* BEGIN *
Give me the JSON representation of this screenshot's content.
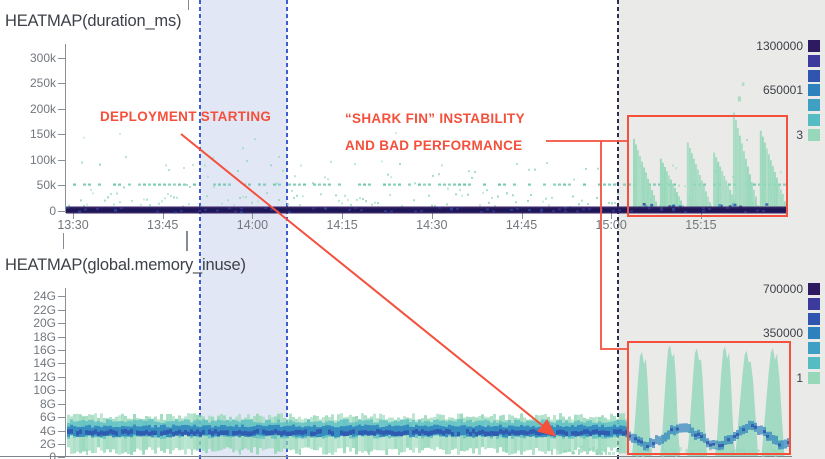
{
  "annotations": {
    "deployment_label": "DEPLOYMENT STARTING",
    "sharkfin_label_line1": "“SHARK FIN” INSTABILITY",
    "sharkfin_label_line2": "AND BAD PERFORMANCE",
    "accent_color": "#f4503c"
  },
  "regions": {
    "deployment_window": {
      "from": "13:51",
      "to": "14:05",
      "fill": "#e2e7f5",
      "border_color": "#3d5ecf",
      "border_style": "dashed"
    },
    "instability_window": {
      "from": "15:01",
      "to": "end-of-range",
      "fill": "#eaeae8",
      "border_color": "#2a3053",
      "border_style": "dashed"
    }
  },
  "legend_colors": [
    "#2e1a60",
    "#3c3a9c",
    "#2f55ae",
    "#2d82bd",
    "#3fa0c4",
    "#55bcc3",
    "#96d8b9"
  ],
  "chart_data": [
    {
      "type": "heatmap",
      "title": "HEATMAP(duration_ms)",
      "x_ticks": [
        "13:30",
        "13:45",
        "14:00",
        "14:15",
        "14:30",
        "14:45",
        "15:00",
        "15:15"
      ],
      "y_ticks": [
        "300k",
        "250k",
        "200k",
        "150k",
        "100k",
        "50k",
        "0"
      ],
      "y_range_ms": [
        0,
        320000
      ],
      "legend": {
        "scale_labels": [
          "1300000",
          "650001",
          "3"
        ]
      },
      "steady_state": {
        "dense_band_ms": [
          0,
          8000
        ],
        "scatter_band_ms": [
          8000,
          60000
        ],
        "speckle_row_ms": 57000
      },
      "shark_fins": [
        {
          "t_min_after_1500": 3.8,
          "peak_ms": 143000
        },
        {
          "t_min_after_1500": 8.3,
          "peak_ms": 104000
        },
        {
          "t_min_after_1500": 12.8,
          "peak_ms": 136000
        },
        {
          "t_min_after_1500": 17.2,
          "peak_ms": 116000
        },
        {
          "t_min_after_1500": 20.5,
          "peak_ms": 195000
        },
        {
          "t_min_after_1500": 25.0,
          "peak_ms": 159000
        }
      ]
    },
    {
      "type": "heatmap",
      "title": "HEATMAP(global.memory_inuse)",
      "x_ticks": [],
      "y_ticks": [
        "24G",
        "22G",
        "20G",
        "18G",
        "16G",
        "14G",
        "12G",
        "10G",
        "8G",
        "6G",
        "4G",
        "2G",
        "0"
      ],
      "y_range_gb": [
        0,
        25
      ],
      "legend": {
        "scale_labels": [
          "700000",
          "350000",
          "1"
        ]
      },
      "steady_state": {
        "band_gb": [
          1.8,
          6.3
        ],
        "core_gb": 4
      },
      "shark_fins": [
        {
          "t_min_after_1500": 5.3,
          "peak_gb": 15.7
        },
        {
          "t_min_after_1500": 10.0,
          "peak_gb": 16.7
        },
        {
          "t_min_after_1500": 14.5,
          "peak_gb": 16.2
        },
        {
          "t_min_after_1500": 19.2,
          "peak_gb": 16.5
        },
        {
          "t_min_after_1500": 22.8,
          "peak_gb": 15.9
        },
        {
          "t_min_after_1500": 27.2,
          "peak_gb": 16.3
        }
      ]
    }
  ]
}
* END *
WORK REQUIRED ▸ Leave out the pictures and copy every record above exactly.

SOLVED EXERCISE ▸
Give me the JSON representation of this screenshot's content.
{
  "annotations": {
    "deployment_label": "DEPLOYMENT STARTING",
    "sharkfin_label_line1": "“SHARK FIN” INSTABILITY",
    "sharkfin_label_line2": "AND BAD PERFORMANCE",
    "accent_color": "#f4503c"
  },
  "regions": {
    "deployment_window": {
      "from": "13:51",
      "to": "14:05",
      "fill": "#e2e7f5",
      "border_color": "#3d5ecf",
      "border_style": "dashed"
    },
    "instability_window": {
      "from": "15:01",
      "to": "end-of-range",
      "fill": "#eaeae8",
      "border_color": "#2a3053",
      "border_style": "dashed"
    }
  },
  "legend_colors": [
    "#2e1a60",
    "#3c3a9c",
    "#2f55ae",
    "#2d82bd",
    "#3fa0c4",
    "#55bcc3",
    "#96d8b9"
  ],
  "chart_data": [
    {
      "type": "heatmap",
      "title": "HEATMAP(duration_ms)",
      "x_ticks": [
        "13:30",
        "13:45",
        "14:00",
        "14:15",
        "14:30",
        "14:45",
        "15:00",
        "15:15"
      ],
      "y_ticks": [
        "300k",
        "250k",
        "200k",
        "150k",
        "100k",
        "50k",
        "0"
      ],
      "y_range_ms": [
        0,
        320000
      ],
      "legend": {
        "scale_labels": [
          "1300000",
          "650001",
          "3"
        ]
      },
      "steady_state": {
        "dense_band_ms": [
          0,
          8000
        ],
        "scatter_band_ms": [
          8000,
          60000
        ],
        "speckle_row_ms": 57000
      },
      "shark_fins": [
        {
          "t_min_after_1500": 3.8,
          "peak_ms": 143000
        },
        {
          "t_min_after_1500": 8.3,
          "peak_ms": 104000
        },
        {
          "t_min_after_1500": 12.8,
          "peak_ms": 136000
        },
        {
          "t_min_after_1500": 17.2,
          "peak_ms": 116000
        },
        {
          "t_min_after_1500": 20.5,
          "peak_ms": 195000
        },
        {
          "t_min_after_1500": 25.0,
          "peak_ms": 159000
        }
      ]
    },
    {
      "type": "heatmap",
      "title": "HEATMAP(global.memory_inuse)",
      "x_ticks": [],
      "y_ticks": [
        "24G",
        "22G",
        "20G",
        "18G",
        "16G",
        "14G",
        "12G",
        "10G",
        "8G",
        "6G",
        "4G",
        "2G",
        "0"
      ],
      "y_range_gb": [
        0,
        25
      ],
      "legend": {
        "scale_labels": [
          "700000",
          "350000",
          "1"
        ]
      },
      "steady_state": {
        "band_gb": [
          1.8,
          6.3
        ],
        "core_gb": 4
      },
      "shark_fins": [
        {
          "t_min_after_1500": 5.3,
          "peak_gb": 15.7
        },
        {
          "t_min_after_1500": 10.0,
          "peak_gb": 16.7
        },
        {
          "t_min_after_1500": 14.5,
          "peak_gb": 16.2
        },
        {
          "t_min_after_1500": 19.2,
          "peak_gb": 16.5
        },
        {
          "t_min_after_1500": 22.8,
          "peak_gb": 15.9
        },
        {
          "t_min_after_1500": 27.2,
          "peak_gb": 16.3
        }
      ]
    }
  ]
}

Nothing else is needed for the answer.